### Records shown

********************

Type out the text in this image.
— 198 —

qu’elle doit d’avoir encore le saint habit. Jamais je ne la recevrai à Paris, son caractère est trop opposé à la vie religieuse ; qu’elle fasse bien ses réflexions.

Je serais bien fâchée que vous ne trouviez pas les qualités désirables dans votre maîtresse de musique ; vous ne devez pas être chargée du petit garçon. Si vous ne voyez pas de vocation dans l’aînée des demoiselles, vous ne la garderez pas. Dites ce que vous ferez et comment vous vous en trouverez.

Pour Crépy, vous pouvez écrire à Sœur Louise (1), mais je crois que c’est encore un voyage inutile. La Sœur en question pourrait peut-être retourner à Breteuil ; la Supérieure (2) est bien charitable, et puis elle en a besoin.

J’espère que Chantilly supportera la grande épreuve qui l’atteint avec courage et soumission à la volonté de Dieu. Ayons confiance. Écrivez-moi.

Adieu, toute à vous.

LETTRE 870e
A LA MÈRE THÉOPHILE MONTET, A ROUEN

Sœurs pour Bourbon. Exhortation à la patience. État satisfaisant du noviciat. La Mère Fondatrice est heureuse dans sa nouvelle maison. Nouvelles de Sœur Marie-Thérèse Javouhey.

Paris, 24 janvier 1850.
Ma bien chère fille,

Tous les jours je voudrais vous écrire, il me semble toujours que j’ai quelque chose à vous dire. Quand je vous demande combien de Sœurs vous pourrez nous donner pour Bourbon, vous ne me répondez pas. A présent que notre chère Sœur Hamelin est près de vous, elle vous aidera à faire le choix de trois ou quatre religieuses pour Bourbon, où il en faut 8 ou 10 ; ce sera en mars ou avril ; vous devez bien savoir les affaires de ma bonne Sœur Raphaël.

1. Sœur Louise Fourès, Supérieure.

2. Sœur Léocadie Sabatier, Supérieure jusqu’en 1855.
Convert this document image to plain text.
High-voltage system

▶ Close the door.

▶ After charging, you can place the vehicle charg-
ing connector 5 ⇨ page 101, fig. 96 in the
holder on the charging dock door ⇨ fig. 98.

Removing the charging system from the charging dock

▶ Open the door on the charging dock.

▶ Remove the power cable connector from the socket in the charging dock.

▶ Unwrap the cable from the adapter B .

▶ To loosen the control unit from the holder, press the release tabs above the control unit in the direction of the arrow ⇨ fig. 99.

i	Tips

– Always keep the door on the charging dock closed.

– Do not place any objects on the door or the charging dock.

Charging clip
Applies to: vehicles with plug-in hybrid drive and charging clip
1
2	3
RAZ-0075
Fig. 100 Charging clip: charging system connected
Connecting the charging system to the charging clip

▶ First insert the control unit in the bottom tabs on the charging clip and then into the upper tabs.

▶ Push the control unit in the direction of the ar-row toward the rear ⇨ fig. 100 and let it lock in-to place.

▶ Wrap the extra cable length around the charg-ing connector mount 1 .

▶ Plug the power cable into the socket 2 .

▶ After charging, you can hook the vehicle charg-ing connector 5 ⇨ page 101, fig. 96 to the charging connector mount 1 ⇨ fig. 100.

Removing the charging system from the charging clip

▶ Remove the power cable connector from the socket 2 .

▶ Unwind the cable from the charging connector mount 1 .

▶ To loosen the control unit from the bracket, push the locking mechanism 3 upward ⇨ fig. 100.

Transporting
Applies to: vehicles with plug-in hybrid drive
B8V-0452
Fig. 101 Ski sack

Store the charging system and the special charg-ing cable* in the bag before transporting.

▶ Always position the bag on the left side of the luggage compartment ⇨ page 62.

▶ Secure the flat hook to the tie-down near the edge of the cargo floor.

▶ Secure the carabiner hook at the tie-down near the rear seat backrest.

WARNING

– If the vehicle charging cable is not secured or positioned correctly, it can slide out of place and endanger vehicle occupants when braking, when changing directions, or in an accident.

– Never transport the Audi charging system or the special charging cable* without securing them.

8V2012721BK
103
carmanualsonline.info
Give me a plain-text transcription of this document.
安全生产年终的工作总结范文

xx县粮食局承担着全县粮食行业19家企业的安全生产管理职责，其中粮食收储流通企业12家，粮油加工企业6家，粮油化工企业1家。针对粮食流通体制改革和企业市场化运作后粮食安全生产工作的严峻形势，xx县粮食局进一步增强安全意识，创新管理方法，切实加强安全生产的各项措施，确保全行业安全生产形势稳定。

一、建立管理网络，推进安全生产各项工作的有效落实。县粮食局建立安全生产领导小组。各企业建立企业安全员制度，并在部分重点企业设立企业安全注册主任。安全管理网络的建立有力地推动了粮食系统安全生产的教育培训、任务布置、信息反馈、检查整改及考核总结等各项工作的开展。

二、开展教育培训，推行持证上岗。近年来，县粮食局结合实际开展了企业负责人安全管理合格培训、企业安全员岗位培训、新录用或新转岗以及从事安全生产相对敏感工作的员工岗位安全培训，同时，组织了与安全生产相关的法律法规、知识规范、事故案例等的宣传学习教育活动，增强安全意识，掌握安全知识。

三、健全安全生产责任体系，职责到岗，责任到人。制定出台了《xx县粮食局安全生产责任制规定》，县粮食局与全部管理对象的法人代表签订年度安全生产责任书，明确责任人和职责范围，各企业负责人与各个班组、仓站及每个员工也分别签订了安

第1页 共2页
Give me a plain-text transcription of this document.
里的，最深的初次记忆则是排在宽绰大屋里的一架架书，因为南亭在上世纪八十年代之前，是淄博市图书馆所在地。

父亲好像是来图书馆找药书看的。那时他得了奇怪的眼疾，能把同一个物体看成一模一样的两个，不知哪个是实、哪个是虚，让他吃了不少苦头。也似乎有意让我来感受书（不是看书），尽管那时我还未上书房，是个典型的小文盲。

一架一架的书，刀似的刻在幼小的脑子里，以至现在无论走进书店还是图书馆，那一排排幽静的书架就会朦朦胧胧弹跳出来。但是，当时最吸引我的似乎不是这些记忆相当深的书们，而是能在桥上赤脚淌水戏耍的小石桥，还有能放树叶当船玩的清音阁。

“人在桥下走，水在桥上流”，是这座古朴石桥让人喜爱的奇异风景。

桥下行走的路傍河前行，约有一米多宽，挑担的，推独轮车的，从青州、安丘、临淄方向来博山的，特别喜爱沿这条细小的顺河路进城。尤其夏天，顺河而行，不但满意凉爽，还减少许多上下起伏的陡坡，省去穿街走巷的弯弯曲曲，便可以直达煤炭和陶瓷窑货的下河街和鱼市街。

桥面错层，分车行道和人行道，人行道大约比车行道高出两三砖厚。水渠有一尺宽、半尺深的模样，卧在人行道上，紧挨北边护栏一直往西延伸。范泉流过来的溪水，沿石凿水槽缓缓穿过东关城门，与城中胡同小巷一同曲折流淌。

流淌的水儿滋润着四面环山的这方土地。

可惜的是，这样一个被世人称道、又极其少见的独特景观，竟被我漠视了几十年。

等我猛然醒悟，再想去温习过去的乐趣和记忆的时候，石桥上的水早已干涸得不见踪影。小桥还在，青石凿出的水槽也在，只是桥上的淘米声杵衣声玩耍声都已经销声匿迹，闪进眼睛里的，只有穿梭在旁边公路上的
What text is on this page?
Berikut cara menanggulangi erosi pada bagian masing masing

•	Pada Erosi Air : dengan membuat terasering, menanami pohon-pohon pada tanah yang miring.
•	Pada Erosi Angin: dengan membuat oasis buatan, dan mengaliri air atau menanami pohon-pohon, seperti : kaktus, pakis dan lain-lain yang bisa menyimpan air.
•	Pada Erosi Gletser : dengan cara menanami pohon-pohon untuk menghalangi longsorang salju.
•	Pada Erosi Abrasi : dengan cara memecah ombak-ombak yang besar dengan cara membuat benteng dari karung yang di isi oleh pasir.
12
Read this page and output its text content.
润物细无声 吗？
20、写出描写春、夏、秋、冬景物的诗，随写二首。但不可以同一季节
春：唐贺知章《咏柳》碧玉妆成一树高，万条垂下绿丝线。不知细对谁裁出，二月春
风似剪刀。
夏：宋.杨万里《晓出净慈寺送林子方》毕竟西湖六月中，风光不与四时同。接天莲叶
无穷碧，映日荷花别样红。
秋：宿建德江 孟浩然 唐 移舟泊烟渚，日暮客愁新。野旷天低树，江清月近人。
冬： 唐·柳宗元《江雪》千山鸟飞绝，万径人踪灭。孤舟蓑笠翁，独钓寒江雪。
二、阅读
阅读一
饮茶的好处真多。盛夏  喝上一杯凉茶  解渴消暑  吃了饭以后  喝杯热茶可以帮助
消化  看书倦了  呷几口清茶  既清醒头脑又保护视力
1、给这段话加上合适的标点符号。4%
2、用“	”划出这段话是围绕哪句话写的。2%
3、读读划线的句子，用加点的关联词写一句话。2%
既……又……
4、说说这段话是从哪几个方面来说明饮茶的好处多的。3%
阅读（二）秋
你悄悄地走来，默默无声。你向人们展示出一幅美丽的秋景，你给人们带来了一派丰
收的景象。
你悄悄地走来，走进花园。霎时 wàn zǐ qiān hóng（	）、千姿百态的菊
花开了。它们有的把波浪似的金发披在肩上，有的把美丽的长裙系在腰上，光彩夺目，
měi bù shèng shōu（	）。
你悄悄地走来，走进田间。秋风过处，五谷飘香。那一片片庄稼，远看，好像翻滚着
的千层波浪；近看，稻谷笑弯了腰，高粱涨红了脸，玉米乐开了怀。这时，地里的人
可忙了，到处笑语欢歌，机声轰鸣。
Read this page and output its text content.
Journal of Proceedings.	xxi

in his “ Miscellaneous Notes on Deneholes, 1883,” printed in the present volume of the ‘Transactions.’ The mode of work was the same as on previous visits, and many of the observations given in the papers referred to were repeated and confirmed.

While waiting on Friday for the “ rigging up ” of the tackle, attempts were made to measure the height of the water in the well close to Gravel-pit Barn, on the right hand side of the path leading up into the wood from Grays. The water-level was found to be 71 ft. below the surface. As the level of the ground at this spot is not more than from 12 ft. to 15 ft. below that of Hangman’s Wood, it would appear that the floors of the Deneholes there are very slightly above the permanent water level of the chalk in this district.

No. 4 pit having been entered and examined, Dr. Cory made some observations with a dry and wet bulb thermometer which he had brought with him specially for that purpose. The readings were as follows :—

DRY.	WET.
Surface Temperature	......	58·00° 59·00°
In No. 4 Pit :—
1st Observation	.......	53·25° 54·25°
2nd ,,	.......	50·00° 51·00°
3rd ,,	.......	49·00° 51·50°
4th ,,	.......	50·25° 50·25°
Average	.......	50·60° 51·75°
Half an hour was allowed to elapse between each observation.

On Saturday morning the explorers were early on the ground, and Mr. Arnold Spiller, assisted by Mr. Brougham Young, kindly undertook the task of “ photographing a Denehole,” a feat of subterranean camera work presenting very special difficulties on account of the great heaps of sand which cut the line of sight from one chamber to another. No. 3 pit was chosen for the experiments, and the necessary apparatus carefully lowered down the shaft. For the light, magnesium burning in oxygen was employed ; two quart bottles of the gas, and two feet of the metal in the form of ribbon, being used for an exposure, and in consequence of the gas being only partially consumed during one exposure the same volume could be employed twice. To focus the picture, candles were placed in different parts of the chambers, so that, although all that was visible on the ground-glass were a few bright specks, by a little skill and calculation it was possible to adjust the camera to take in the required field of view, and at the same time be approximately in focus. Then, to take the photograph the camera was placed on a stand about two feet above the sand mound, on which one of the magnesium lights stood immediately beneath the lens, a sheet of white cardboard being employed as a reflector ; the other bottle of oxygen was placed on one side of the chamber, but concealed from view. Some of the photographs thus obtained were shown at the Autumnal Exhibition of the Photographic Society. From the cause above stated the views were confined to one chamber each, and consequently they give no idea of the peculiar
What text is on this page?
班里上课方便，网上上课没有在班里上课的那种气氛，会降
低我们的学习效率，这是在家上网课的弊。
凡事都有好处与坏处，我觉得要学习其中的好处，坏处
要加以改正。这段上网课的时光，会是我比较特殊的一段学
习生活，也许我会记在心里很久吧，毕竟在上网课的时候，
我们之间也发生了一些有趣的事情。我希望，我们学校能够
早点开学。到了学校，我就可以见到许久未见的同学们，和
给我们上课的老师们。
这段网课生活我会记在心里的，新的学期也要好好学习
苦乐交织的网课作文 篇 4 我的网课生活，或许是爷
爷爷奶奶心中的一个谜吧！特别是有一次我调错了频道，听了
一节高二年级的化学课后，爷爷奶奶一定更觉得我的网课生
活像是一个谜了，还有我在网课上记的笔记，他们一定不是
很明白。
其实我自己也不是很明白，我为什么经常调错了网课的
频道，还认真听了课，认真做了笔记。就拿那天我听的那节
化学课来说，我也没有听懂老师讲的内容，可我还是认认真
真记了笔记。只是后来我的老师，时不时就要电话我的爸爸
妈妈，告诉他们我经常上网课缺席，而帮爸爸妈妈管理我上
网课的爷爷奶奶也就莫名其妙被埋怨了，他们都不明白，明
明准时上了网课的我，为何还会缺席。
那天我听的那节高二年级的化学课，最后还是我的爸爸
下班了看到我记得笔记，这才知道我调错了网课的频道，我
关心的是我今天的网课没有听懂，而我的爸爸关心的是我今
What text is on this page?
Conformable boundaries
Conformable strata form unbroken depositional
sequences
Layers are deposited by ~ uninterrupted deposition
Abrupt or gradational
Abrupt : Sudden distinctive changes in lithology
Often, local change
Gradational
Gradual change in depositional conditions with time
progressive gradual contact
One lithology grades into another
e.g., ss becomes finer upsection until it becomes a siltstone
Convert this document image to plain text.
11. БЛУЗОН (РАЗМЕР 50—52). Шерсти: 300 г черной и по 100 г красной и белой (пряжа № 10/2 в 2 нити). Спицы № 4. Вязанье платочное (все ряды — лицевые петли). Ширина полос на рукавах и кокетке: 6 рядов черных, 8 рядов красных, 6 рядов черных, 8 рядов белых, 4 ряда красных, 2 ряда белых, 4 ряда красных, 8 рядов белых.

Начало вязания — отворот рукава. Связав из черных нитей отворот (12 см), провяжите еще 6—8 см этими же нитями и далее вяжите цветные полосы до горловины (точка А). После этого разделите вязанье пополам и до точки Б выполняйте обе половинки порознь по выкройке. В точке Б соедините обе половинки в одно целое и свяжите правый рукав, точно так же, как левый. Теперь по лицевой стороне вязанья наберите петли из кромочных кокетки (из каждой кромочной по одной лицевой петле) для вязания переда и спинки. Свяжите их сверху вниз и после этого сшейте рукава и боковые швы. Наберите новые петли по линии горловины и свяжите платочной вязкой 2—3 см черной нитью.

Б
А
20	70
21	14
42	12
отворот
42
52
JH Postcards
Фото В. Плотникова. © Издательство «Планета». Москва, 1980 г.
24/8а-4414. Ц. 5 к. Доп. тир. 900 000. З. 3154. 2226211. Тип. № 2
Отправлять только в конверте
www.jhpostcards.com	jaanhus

********************

### Your task
Of the lines above, how many include the word "clip"? Reply with the number only.

### Solution to this task
6